## What is needed
Copy out every line from the start of the records down through the line containing "bar-jun-03 bbox=[352, 339, 355, 368]", including both ends, keeping each line word for word.

(Bounding box records)
════════════════════

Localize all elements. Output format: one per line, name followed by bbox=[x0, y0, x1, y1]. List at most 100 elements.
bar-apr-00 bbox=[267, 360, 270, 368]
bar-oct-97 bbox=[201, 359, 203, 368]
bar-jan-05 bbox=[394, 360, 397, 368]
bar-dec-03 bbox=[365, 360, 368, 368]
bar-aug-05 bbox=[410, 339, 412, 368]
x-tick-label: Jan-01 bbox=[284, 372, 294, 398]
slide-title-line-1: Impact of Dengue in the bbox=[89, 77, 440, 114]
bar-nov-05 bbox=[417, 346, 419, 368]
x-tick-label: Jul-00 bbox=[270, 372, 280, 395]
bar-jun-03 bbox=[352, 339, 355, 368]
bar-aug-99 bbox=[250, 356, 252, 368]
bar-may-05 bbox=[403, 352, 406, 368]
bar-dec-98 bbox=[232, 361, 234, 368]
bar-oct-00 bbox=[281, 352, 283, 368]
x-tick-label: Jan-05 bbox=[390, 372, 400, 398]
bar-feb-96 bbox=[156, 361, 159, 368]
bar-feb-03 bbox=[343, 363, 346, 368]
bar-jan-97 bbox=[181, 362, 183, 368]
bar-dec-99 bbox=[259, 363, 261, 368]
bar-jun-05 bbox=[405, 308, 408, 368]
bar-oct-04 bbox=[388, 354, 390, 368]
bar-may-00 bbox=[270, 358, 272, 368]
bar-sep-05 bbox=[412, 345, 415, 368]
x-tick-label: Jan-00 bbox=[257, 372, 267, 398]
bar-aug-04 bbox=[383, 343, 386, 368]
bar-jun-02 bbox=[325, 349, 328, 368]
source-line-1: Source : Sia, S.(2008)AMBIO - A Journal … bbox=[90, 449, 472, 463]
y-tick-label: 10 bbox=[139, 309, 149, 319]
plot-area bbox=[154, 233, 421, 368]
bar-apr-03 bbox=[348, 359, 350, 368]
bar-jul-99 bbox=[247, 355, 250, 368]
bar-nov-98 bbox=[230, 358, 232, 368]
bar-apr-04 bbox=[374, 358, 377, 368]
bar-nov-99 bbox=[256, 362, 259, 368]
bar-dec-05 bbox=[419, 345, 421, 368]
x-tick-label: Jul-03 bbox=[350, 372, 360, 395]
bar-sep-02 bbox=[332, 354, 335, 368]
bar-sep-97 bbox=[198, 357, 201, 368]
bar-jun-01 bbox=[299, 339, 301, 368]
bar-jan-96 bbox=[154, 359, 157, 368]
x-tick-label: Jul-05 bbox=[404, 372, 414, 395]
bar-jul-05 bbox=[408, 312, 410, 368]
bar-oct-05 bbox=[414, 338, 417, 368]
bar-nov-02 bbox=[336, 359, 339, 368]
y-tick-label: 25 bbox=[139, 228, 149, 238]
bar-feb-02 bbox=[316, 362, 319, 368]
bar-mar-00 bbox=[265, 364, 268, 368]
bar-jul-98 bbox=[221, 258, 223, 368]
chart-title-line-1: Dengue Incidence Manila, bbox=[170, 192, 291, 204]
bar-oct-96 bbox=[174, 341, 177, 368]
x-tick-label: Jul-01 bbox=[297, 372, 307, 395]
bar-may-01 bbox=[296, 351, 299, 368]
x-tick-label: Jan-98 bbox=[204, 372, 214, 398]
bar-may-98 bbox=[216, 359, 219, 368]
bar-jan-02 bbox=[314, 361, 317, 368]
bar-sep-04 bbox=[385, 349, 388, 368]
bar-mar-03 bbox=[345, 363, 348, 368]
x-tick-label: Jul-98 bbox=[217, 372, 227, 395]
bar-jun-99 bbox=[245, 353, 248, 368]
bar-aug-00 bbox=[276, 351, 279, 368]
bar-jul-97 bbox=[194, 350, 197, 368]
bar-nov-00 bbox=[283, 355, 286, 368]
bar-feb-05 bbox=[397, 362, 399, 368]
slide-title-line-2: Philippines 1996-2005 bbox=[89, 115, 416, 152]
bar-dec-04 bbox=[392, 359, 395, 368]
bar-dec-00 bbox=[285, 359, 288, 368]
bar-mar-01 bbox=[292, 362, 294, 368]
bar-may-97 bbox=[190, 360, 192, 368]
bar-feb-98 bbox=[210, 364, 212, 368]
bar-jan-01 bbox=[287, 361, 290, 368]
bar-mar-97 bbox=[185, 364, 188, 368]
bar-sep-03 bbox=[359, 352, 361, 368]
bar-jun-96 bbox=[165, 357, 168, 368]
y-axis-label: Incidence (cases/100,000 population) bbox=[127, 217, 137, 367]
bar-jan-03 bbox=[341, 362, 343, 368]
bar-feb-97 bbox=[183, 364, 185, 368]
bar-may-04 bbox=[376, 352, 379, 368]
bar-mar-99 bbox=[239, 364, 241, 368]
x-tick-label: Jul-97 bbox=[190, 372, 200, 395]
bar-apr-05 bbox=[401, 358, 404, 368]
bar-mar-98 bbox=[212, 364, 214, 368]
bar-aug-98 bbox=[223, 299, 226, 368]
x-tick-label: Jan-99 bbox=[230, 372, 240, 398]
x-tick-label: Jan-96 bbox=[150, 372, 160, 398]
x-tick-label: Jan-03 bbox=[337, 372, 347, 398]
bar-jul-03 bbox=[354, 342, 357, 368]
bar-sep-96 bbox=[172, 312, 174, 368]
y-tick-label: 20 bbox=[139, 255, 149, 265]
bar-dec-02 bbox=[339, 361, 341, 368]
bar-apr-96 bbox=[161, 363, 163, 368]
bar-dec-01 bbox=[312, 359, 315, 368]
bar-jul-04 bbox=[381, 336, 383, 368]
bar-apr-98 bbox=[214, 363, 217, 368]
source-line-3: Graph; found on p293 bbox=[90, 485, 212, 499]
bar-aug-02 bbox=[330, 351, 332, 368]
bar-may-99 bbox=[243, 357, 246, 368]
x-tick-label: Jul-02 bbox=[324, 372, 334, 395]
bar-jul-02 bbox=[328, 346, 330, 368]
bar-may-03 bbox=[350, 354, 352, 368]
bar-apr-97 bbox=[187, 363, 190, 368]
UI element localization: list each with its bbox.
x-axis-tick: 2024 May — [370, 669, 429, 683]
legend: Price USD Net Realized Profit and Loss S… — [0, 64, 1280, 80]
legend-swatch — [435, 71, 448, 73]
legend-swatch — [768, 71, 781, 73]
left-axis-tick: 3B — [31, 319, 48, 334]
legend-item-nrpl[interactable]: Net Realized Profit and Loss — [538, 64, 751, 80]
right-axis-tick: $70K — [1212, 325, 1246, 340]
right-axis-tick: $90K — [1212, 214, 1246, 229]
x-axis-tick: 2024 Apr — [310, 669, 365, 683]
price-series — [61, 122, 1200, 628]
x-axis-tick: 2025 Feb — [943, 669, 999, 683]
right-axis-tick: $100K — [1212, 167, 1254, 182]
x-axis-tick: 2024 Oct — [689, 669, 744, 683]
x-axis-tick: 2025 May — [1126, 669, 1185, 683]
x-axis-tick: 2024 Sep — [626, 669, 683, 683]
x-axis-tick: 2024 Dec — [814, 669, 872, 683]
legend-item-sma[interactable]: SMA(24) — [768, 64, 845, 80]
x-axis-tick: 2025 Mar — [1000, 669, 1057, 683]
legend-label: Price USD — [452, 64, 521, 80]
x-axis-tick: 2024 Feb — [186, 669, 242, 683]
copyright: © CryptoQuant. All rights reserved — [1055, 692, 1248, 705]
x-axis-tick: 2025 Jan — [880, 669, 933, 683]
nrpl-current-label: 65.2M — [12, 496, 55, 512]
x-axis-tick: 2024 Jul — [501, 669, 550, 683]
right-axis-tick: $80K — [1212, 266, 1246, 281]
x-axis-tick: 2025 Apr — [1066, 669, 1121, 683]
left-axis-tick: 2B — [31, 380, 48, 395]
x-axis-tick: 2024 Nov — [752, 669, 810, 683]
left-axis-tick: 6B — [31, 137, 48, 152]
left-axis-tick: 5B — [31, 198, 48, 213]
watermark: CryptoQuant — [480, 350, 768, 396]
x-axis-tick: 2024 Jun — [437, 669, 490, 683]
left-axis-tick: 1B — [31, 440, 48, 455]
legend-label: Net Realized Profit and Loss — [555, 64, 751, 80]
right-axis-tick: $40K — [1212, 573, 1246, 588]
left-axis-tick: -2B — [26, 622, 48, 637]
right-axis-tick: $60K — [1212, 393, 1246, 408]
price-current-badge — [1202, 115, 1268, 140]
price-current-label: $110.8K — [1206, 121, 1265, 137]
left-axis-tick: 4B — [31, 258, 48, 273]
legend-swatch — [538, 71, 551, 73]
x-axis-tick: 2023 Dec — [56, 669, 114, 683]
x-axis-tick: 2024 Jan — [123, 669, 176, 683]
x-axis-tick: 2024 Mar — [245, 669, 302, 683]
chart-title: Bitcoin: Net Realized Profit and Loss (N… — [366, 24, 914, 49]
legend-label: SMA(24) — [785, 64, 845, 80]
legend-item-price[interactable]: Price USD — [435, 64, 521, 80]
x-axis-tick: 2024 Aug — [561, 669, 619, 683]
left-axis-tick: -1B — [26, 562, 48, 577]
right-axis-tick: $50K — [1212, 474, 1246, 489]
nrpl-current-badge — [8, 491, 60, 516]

════════════════════

## Answer in full
Localize all elements. Output format: one per line, name followed by bbox=[x0, y0, x1, y1]. List at most 100 elements.
bar-apr-00 bbox=[267, 360, 270, 368]
bar-oct-97 bbox=[201, 359, 203, 368]
bar-jan-05 bbox=[394, 360, 397, 368]
bar-dec-03 bbox=[365, 360, 368, 368]
bar-aug-05 bbox=[410, 339, 412, 368]
x-tick-label: Jan-01 bbox=[284, 372, 294, 398]
slide-title-line-1: Impact of Dengue in the bbox=[89, 77, 440, 114]
bar-nov-05 bbox=[417, 346, 419, 368]
x-tick-label: Jul-00 bbox=[270, 372, 280, 395]
bar-jun-03 bbox=[352, 339, 355, 368]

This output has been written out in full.